◆ **Set task**
Transcribe each entry below exactly. Pictures do not go in the copy.

◆ **Excerpted data**
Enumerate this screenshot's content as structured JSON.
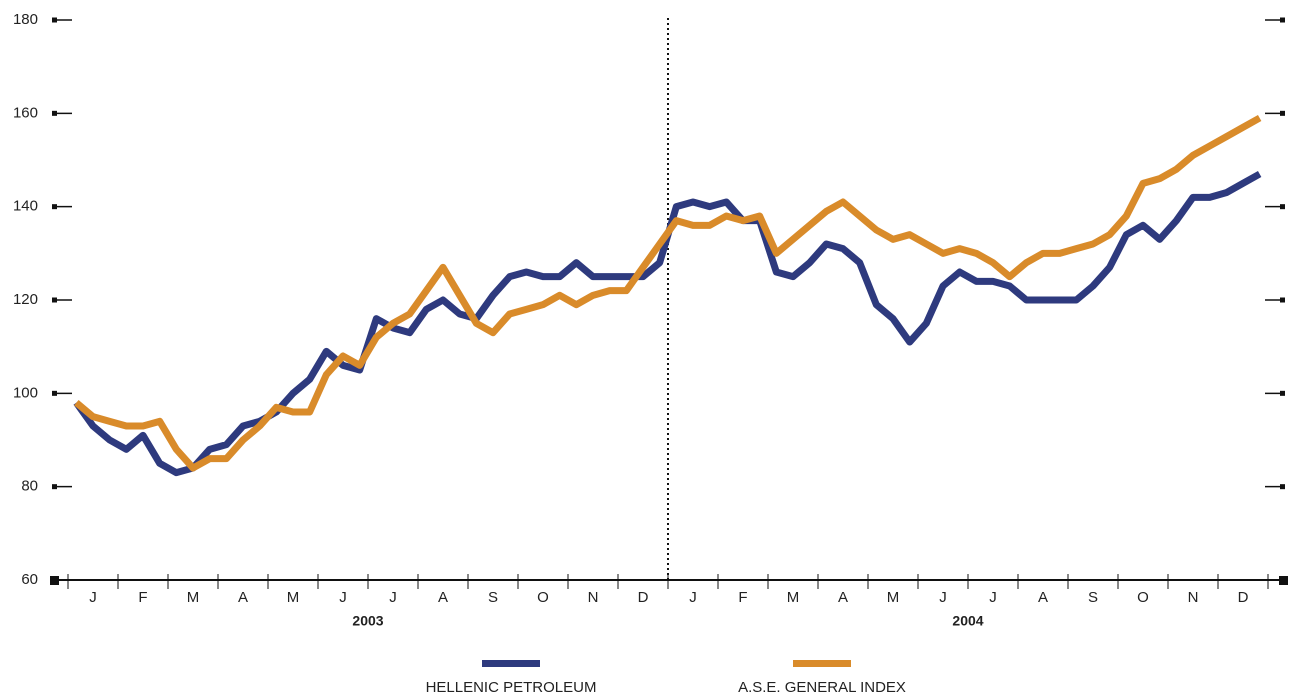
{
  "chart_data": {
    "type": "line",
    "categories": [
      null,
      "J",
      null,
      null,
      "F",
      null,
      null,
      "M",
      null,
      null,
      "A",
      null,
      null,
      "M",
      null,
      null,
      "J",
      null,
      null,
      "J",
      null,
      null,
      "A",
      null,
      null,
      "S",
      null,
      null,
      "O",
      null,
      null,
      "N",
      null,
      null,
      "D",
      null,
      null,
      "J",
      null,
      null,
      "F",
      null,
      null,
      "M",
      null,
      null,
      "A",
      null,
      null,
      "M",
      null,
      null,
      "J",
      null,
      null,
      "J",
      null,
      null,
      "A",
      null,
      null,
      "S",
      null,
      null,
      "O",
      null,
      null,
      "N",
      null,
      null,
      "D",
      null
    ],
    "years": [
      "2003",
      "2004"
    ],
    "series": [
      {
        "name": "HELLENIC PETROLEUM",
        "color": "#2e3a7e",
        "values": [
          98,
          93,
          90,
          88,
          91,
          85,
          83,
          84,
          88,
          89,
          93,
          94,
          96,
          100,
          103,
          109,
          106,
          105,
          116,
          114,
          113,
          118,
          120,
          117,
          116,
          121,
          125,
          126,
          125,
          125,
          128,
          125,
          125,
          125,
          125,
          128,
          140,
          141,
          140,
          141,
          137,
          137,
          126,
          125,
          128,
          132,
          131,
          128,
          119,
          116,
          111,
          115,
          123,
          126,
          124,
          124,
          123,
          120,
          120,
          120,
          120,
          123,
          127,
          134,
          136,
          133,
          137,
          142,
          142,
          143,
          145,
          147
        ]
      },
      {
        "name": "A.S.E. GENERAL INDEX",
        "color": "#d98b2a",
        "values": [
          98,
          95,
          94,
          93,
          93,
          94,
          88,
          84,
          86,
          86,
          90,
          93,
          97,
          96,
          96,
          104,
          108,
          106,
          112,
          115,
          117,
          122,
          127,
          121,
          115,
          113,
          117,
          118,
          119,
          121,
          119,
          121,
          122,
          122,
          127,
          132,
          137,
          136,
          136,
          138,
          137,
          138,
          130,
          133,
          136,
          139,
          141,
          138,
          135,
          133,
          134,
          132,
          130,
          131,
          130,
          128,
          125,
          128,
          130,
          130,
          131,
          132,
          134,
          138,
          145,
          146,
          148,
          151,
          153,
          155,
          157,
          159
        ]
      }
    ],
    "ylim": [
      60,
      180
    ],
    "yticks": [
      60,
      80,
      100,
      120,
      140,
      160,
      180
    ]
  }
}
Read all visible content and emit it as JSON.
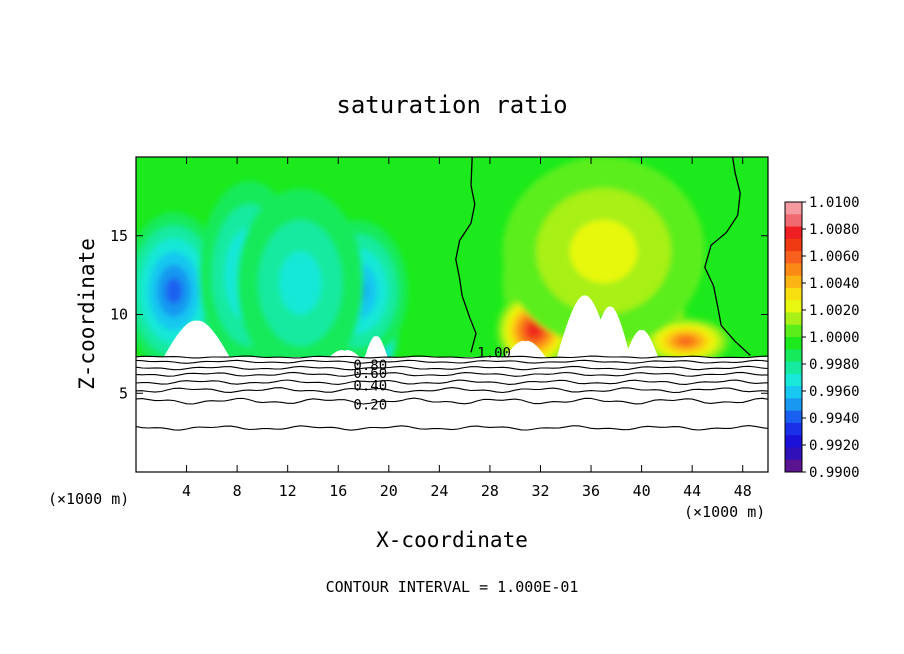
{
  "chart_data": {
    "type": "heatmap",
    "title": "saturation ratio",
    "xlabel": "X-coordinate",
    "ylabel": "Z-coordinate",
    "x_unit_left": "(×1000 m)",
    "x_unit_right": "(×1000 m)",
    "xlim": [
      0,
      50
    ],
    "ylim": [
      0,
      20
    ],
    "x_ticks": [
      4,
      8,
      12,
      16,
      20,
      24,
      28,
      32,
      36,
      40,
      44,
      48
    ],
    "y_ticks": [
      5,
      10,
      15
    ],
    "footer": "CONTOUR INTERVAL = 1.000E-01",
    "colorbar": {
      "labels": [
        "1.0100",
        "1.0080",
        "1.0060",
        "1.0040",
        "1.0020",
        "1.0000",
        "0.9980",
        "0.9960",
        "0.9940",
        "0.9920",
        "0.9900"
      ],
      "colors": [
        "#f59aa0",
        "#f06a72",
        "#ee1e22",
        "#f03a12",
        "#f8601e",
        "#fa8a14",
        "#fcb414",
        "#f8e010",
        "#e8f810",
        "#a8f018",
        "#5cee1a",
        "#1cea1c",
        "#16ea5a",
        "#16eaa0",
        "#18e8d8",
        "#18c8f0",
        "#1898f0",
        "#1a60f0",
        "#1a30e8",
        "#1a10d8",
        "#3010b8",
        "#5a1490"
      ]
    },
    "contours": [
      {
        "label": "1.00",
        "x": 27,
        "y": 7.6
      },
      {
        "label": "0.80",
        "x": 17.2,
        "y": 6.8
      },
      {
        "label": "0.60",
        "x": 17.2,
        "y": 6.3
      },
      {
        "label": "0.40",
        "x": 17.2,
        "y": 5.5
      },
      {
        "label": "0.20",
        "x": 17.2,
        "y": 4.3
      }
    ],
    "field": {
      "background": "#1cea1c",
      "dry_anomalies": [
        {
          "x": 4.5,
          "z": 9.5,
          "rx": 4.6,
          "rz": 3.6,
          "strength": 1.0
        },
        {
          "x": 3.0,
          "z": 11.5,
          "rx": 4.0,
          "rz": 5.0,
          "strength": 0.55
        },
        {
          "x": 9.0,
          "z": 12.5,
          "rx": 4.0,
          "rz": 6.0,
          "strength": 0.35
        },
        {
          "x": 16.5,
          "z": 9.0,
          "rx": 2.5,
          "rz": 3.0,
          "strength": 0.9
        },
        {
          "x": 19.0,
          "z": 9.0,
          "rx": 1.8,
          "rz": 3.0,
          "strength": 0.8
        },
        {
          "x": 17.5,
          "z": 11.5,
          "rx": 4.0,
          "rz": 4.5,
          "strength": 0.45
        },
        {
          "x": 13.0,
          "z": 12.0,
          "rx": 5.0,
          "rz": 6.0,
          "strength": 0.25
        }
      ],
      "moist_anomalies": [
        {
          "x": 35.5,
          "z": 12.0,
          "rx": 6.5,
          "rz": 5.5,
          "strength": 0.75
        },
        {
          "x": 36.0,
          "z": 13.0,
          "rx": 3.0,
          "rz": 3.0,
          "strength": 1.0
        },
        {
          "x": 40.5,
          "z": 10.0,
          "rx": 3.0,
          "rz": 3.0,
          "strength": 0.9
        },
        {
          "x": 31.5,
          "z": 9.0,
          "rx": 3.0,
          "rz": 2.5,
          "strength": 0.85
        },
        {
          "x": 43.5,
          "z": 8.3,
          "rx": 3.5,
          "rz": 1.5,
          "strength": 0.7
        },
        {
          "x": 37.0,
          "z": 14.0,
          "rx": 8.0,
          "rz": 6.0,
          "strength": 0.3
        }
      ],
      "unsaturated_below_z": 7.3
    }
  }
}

◆ **The reply**
Enumerate this screenshot's content as structured JSON.
{
  "chart_data": {
    "type": "line",
    "categories": [
      null,
      "J",
      null,
      null,
      "F",
      null,
      null,
      "M",
      null,
      null,
      "A",
      null,
      null,
      "M",
      null,
      null,
      "J",
      null,
      null,
      "J",
      null,
      null,
      "A",
      null,
      null,
      "S",
      null,
      null,
      "O",
      null,
      null,
      "N",
      null,
      null,
      "D",
      null,
      null,
      "J",
      null,
      null,
      "F",
      null,
      null,
      "M",
      null,
      null,
      "A",
      null,
      null,
      "M",
      null,
      null,
      "J",
      null,
      null,
      "J",
      null,
      null,
      "A",
      null,
      null,
      "S",
      null,
      null,
      "O",
      null,
      null,
      "N",
      null,
      null,
      "D",
      null
    ],
    "years": [
      "2003",
      "2004"
    ],
    "series": [
      {
        "name": "HELLENIC PETROLEUM",
        "color": "#2e3a7e",
        "values": [
          98,
          93,
          90,
          88,
          91,
          85,
          83,
          84,
          88,
          89,
          93,
          94,
          96,
          100,
          103,
          109,
          106,
          105,
          116,
          114,
          113,
          118,
          120,
          117,
          116,
          121,
          125,
          126,
          125,
          125,
          128,
          125,
          125,
          125,
          125,
          128,
          140,
          141,
          140,
          141,
          137,
          137,
          126,
          125,
          128,
          132,
          131,
          128,
          119,
          116,
          111,
          115,
          123,
          126,
          124,
          124,
          123,
          120,
          120,
          120,
          120,
          123,
          127,
          134,
          136,
          133,
          137,
          142,
          142,
          143,
          145,
          147
        ]
      },
      {
        "name": "A.S.E. GENERAL INDEX",
        "color": "#d98b2a",
        "values": [
          98,
          95,
          94,
          93,
          93,
          94,
          88,
          84,
          86,
          86,
          90,
          93,
          97,
          96,
          96,
          104,
          108,
          106,
          112,
          115,
          117,
          122,
          127,
          121,
          115,
          113,
          117,
          118,
          119,
          121,
          119,
          121,
          122,
          122,
          127,
          132,
          137,
          136,
          136,
          138,
          137,
          138,
          130,
          133,
          136,
          139,
          141,
          138,
          135,
          133,
          134,
          132,
          130,
          131,
          130,
          128,
          125,
          128,
          130,
          130,
          131,
          132,
          134,
          138,
          145,
          146,
          148,
          151,
          153,
          155,
          157,
          159
        ]
      }
    ],
    "ylim": [
      60,
      180
    ],
    "yticks": [
      60,
      80,
      100,
      120,
      140,
      160,
      180
    ]
  }
}
Read all visible content and emit it as JSON.
{
  "chart_data": {
    "type": "heatmap",
    "title": "saturation ratio",
    "xlabel": "X-coordinate",
    "ylabel": "Z-coordinate",
    "x_unit_left": "(×1000 m)",
    "x_unit_right": "(×1000 m)",
    "xlim": [
      0,
      50
    ],
    "ylim": [
      0,
      20
    ],
    "x_ticks": [
      4,
      8,
      12,
      16,
      20,
      24,
      28,
      32,
      36,
      40,
      44,
      48
    ],
    "y_ticks": [
      5,
      10,
      15
    ],
    "footer": "CONTOUR INTERVAL = 1.000E-01",
    "colorbar": {
      "labels": [
        "1.0100",
        "1.0080",
        "1.0060",
        "1.0040",
        "1.0020",
        "1.0000",
        "0.9980",
        "0.9960",
        "0.9940",
        "0.9920",
        "0.9900"
      ],
      "colors": [
        "#f59aa0",
        "#f06a72",
        "#ee1e22",
        "#f03a12",
        "#f8601e",
        "#fa8a14",
        "#fcb414",
        "#f8e010",
        "#e8f810",
        "#a8f018",
        "#5cee1a",
        "#1cea1c",
        "#16ea5a",
        "#16eaa0",
        "#18e8d8",
        "#18c8f0",
        "#1898f0",
        "#1a60f0",
        "#1a30e8",
        "#1a10d8",
        "#3010b8",
        "#5a1490"
      ]
    },
    "contours": [
      {
        "label": "1.00",
        "x": 27,
        "y": 7.6
      },
      {
        "label": "0.80",
        "x": 17.2,
        "y": 6.8
      },
      {
        "label": "0.60",
        "x": 17.2,
        "y": 6.3
      },
      {
        "label": "0.40",
        "x": 17.2,
        "y": 5.5
      },
      {
        "label": "0.20",
        "x": 17.2,
        "y": 4.3
      }
    ],
    "field": {
      "background": "#1cea1c",
      "dry_anomalies": [
        {
          "x": 4.5,
          "z": 9.5,
          "rx": 4.6,
          "rz": 3.6,
          "strength": 1.0
        },
        {
          "x": 3.0,
          "z": 11.5,
          "rx": 4.0,
          "rz": 5.0,
          "strength": 0.55
        },
        {
          "x": 9.0,
          "z": 12.5,
          "rx": 4.0,
          "rz": 6.0,
          "strength": 0.35
        },
        {
          "x": 16.5,
          "z": 9.0,
          "rx": 2.5,
          "rz": 3.0,
          "strength": 0.9
        },
        {
          "x": 19.0,
          "z": 9.0,
          "rx": 1.8,
          "rz": 3.0,
          "strength": 0.8
        },
        {
          "x": 17.5,
          "z": 11.5,
          "rx": 4.0,
          "rz": 4.5,
          "strength": 0.45
        },
        {
          "x": 13.0,
          "z": 12.0,
          "rx": 5.0,
          "rz": 6.0,
          "strength": 0.25
        }
      ],
      "moist_anomalies": [
        {
          "x": 35.5,
          "z": 12.0,
          "rx": 6.5,
          "rz": 5.5,
          "strength": 0.75
        },
        {
          "x": 36.0,
          "z": 13.0,
          "rx": 3.0,
          "rz": 3.0,
          "strength": 1.0
        },
        {
          "x": 40.5,
          "z": 10.0,
          "rx": 3.0,
          "rz": 3.0,
          "strength": 0.9
        },
        {
          "x": 31.5,
          "z": 9.0,
          "rx": 3.0,
          "rz": 2.5,
          "strength": 0.85
        },
        {
          "x": 43.5,
          "z": 8.3,
          "rx": 3.5,
          "rz": 1.5,
          "strength": 0.7
        },
        {
          "x": 37.0,
          "z": 14.0,
          "rx": 8.0,
          "rz": 6.0,
          "strength": 0.3
        }
      ],
      "unsaturated_below_z": 7.3
    }
  }
}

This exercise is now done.